- _SHORT PROBLEM_
Arrange the items as a numbered list, starting at the line that contains "clock: 11:25 <box>140 16 233 54</box>" and ending at the line that contains "my-avatar[interactable] <box>792 1424". Include only those lines and leave out any blank ones.

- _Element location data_
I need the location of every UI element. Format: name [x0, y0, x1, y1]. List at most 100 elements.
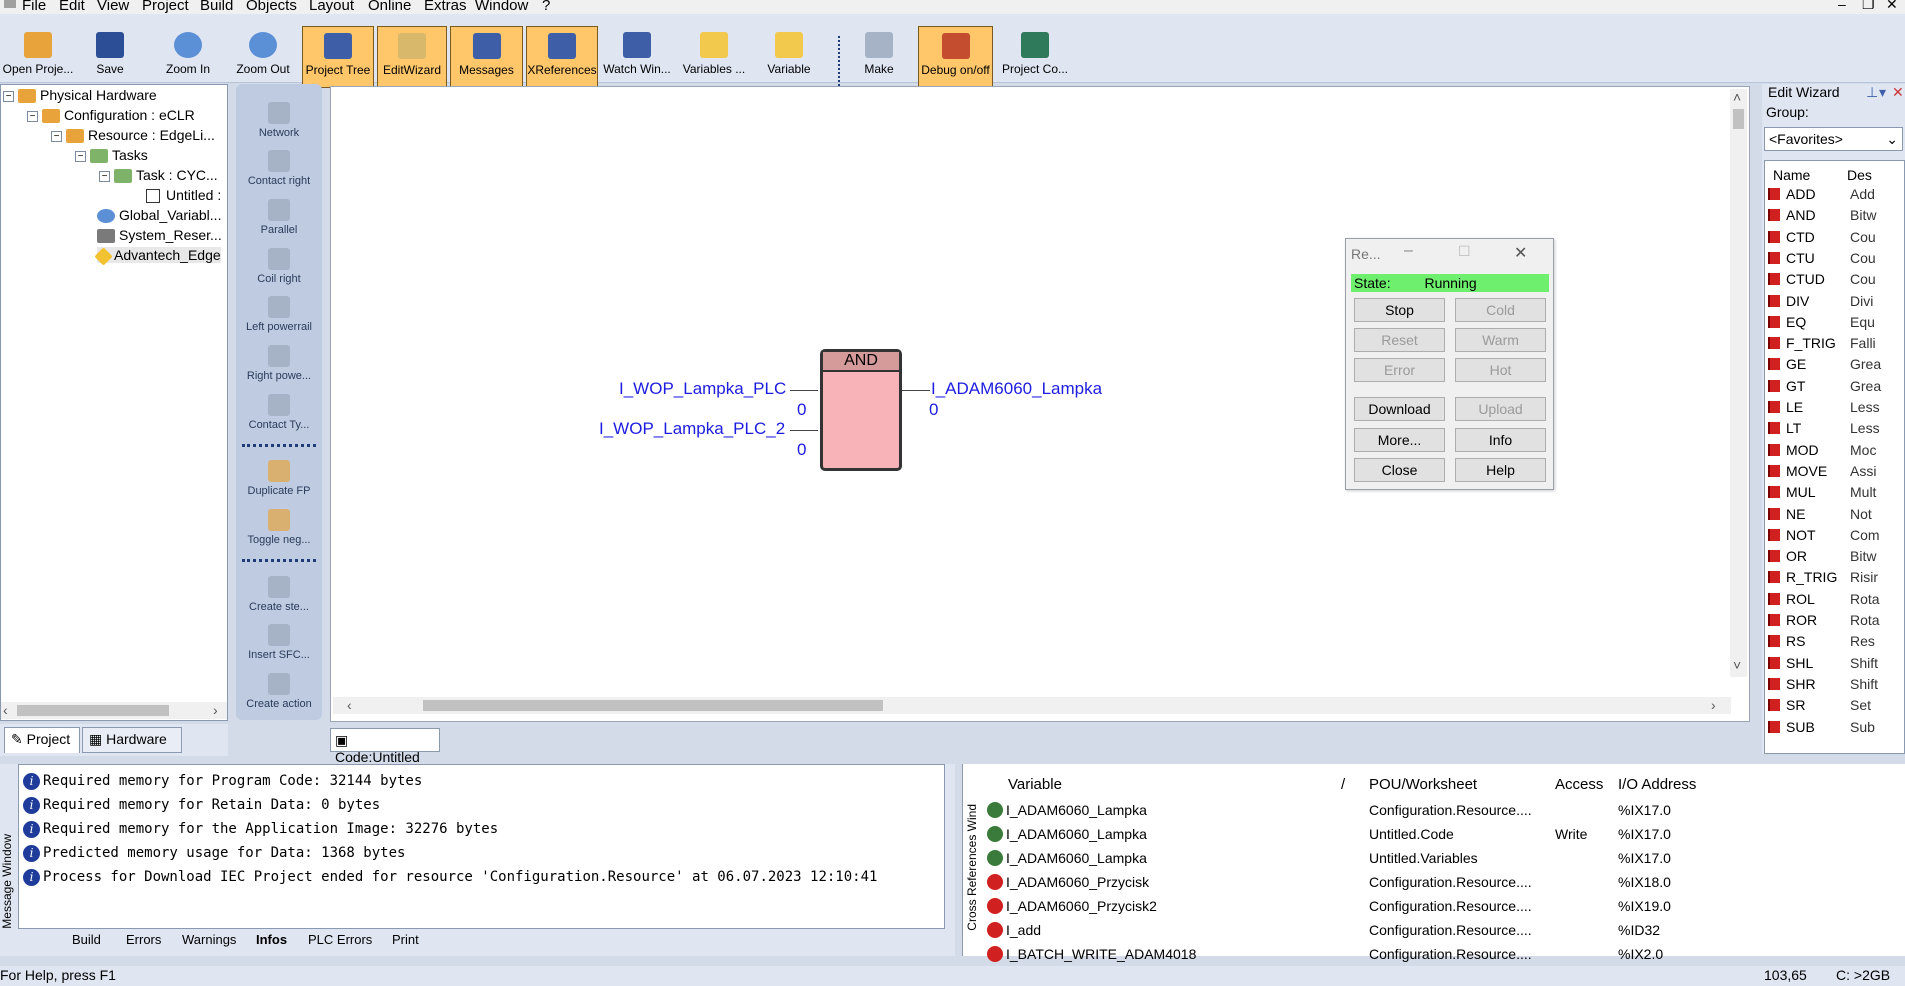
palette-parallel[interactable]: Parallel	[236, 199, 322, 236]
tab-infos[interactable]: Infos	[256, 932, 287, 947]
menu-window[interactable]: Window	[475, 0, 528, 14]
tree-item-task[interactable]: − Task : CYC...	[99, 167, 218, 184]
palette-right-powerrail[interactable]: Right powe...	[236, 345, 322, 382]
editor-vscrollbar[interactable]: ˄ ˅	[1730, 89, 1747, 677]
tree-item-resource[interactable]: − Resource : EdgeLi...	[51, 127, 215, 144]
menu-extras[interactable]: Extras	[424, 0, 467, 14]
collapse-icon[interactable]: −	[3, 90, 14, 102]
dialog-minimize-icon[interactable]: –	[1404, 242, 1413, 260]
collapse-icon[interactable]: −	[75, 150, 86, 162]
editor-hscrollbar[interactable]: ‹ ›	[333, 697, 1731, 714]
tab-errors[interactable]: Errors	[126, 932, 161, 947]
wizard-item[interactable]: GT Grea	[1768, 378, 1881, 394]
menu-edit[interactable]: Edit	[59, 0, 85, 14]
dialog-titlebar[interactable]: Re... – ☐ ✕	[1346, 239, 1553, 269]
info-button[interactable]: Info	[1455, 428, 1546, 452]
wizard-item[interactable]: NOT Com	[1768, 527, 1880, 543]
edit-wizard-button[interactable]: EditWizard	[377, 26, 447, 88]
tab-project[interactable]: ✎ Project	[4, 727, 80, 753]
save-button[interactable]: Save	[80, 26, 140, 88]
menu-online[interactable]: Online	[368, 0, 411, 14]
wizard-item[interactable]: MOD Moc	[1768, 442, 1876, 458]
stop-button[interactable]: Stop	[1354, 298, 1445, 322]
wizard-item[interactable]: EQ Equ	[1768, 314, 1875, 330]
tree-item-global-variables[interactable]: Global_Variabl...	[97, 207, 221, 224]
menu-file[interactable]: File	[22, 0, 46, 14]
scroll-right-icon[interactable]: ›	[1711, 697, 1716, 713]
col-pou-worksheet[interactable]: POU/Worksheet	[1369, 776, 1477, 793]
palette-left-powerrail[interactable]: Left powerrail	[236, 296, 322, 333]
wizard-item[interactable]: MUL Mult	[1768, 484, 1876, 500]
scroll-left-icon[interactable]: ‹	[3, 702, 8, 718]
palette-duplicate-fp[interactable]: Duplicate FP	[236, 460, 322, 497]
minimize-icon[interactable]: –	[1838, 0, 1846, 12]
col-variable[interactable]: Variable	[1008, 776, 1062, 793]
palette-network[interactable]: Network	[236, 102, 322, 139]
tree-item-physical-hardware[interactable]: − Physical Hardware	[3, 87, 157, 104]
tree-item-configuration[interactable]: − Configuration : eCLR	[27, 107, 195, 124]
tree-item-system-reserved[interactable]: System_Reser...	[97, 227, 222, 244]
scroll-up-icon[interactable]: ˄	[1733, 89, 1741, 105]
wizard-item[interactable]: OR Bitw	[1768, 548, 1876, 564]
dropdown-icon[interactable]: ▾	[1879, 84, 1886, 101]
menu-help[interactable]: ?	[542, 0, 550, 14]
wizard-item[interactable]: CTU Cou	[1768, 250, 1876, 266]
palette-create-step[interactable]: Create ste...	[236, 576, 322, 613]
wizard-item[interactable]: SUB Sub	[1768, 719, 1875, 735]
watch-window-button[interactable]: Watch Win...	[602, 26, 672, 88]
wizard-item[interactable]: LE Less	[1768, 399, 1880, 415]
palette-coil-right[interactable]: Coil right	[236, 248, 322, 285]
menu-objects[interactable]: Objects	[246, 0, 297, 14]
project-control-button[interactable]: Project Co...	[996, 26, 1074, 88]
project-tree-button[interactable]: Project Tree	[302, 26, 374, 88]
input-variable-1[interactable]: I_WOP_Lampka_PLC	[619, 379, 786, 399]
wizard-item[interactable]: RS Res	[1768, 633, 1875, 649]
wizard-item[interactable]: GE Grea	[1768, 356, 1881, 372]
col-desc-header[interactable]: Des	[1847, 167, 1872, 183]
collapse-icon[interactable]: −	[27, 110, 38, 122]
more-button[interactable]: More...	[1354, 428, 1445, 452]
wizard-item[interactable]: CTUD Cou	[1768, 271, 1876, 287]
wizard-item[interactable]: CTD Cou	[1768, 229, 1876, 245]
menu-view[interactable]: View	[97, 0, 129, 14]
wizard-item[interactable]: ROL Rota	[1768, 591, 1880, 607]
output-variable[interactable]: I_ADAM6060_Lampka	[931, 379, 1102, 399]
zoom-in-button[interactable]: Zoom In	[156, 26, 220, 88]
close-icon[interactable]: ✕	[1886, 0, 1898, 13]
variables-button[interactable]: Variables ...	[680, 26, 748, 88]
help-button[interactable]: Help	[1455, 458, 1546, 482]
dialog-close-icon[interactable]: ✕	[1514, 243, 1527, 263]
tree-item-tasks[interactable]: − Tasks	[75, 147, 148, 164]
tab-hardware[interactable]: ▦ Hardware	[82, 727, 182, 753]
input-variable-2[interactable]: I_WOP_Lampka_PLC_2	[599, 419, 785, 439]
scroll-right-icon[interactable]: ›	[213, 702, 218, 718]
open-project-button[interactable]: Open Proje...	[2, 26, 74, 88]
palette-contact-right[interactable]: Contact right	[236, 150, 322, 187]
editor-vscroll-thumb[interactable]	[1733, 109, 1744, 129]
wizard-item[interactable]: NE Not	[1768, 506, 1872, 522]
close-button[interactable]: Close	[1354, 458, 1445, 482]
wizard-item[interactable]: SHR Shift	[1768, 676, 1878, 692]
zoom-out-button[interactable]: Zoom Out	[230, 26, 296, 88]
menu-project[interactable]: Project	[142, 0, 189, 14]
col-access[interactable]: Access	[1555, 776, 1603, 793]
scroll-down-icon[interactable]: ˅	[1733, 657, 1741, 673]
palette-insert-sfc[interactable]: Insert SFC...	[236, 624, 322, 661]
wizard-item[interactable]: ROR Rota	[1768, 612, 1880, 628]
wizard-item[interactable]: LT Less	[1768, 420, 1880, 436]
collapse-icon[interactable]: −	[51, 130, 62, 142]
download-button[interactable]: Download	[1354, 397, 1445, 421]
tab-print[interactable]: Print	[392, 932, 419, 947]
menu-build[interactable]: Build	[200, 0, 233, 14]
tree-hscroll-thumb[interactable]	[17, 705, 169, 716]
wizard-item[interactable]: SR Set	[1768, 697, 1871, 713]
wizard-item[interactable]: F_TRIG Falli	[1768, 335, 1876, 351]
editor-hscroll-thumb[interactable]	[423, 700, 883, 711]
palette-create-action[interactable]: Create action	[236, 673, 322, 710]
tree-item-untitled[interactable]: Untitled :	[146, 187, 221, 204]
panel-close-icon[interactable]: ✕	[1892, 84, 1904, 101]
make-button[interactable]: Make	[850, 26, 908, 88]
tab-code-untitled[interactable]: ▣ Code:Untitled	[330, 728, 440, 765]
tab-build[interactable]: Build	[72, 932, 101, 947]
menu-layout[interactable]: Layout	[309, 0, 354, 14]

* * *

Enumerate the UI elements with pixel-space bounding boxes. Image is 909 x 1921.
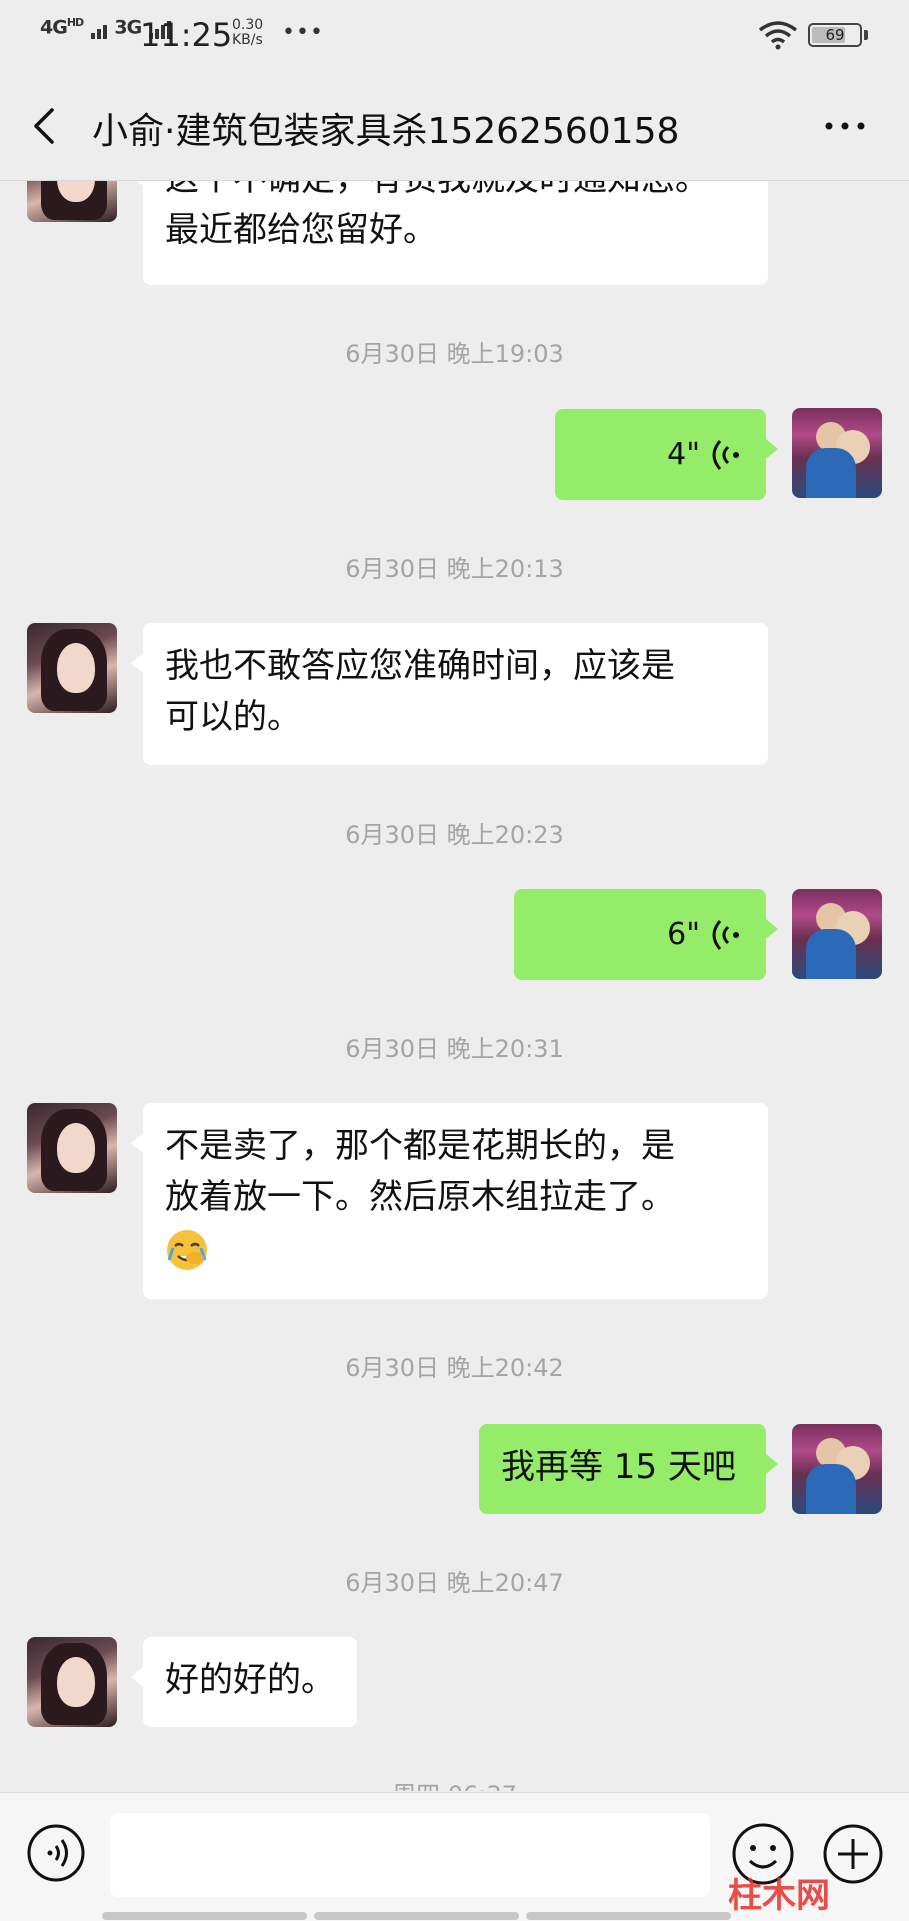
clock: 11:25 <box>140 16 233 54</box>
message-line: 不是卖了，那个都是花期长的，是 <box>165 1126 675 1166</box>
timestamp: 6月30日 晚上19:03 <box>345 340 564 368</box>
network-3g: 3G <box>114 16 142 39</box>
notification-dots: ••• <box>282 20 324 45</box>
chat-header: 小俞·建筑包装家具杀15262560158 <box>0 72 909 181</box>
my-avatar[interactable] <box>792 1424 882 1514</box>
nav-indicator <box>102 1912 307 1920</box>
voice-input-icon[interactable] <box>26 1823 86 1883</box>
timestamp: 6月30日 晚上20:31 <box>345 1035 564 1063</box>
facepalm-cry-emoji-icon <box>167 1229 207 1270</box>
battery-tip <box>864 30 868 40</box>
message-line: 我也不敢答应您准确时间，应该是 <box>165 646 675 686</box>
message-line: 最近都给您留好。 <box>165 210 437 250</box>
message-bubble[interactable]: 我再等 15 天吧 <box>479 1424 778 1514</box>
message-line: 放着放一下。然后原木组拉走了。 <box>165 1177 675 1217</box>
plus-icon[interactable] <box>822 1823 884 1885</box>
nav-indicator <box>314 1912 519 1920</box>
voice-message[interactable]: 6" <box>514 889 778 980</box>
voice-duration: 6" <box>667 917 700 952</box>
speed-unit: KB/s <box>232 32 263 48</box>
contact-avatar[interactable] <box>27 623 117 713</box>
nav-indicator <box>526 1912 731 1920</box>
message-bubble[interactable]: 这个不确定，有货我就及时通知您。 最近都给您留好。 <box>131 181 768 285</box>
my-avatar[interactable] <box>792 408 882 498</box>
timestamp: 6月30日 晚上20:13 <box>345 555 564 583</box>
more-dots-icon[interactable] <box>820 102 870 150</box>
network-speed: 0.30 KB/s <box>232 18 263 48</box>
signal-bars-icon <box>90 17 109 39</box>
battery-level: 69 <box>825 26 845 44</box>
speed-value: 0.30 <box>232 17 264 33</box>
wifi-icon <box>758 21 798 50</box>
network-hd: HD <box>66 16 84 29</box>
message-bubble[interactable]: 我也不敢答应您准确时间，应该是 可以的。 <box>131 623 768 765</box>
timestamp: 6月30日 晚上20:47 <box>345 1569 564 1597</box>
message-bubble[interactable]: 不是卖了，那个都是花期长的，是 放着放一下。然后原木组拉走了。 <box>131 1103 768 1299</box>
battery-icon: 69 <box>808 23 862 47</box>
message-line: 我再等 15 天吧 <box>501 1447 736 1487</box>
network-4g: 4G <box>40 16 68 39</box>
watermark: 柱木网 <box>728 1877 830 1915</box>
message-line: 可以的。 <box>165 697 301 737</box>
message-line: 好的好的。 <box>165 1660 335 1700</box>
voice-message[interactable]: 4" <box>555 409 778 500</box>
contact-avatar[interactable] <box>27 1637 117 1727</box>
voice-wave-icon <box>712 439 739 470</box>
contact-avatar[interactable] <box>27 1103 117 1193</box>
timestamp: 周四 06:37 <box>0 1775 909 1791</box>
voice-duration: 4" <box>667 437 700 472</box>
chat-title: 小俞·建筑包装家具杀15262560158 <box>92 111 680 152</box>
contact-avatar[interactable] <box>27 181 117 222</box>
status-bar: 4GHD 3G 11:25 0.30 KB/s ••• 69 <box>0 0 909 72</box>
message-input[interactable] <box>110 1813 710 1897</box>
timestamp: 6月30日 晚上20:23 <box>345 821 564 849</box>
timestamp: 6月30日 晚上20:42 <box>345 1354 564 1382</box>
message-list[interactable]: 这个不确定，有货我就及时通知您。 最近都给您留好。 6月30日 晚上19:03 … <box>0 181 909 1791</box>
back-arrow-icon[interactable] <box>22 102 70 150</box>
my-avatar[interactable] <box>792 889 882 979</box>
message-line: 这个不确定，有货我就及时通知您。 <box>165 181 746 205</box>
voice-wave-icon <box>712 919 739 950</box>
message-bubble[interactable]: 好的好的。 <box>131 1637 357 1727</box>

- _SOLVED EXERCISE_
1. clock: 11:25 <box>140 16 233 54</box>
2. message-line: 不是卖了，那个都是花期长的，是 <box>165 1126 675 1166</box>
3. timestamp: 6月30日 晚上19:03 <box>345 340 564 368</box>
4. network-3g: 3G <box>114 16 142 39</box>
5. notification-dots: ••• <box>282 20 324 45</box>
6. chat-header: 小俞·建筑包装家具杀15262560158 <box>0 72 909 181</box>
7. my-avatar[interactable] <box>792 1424 882 1514</box>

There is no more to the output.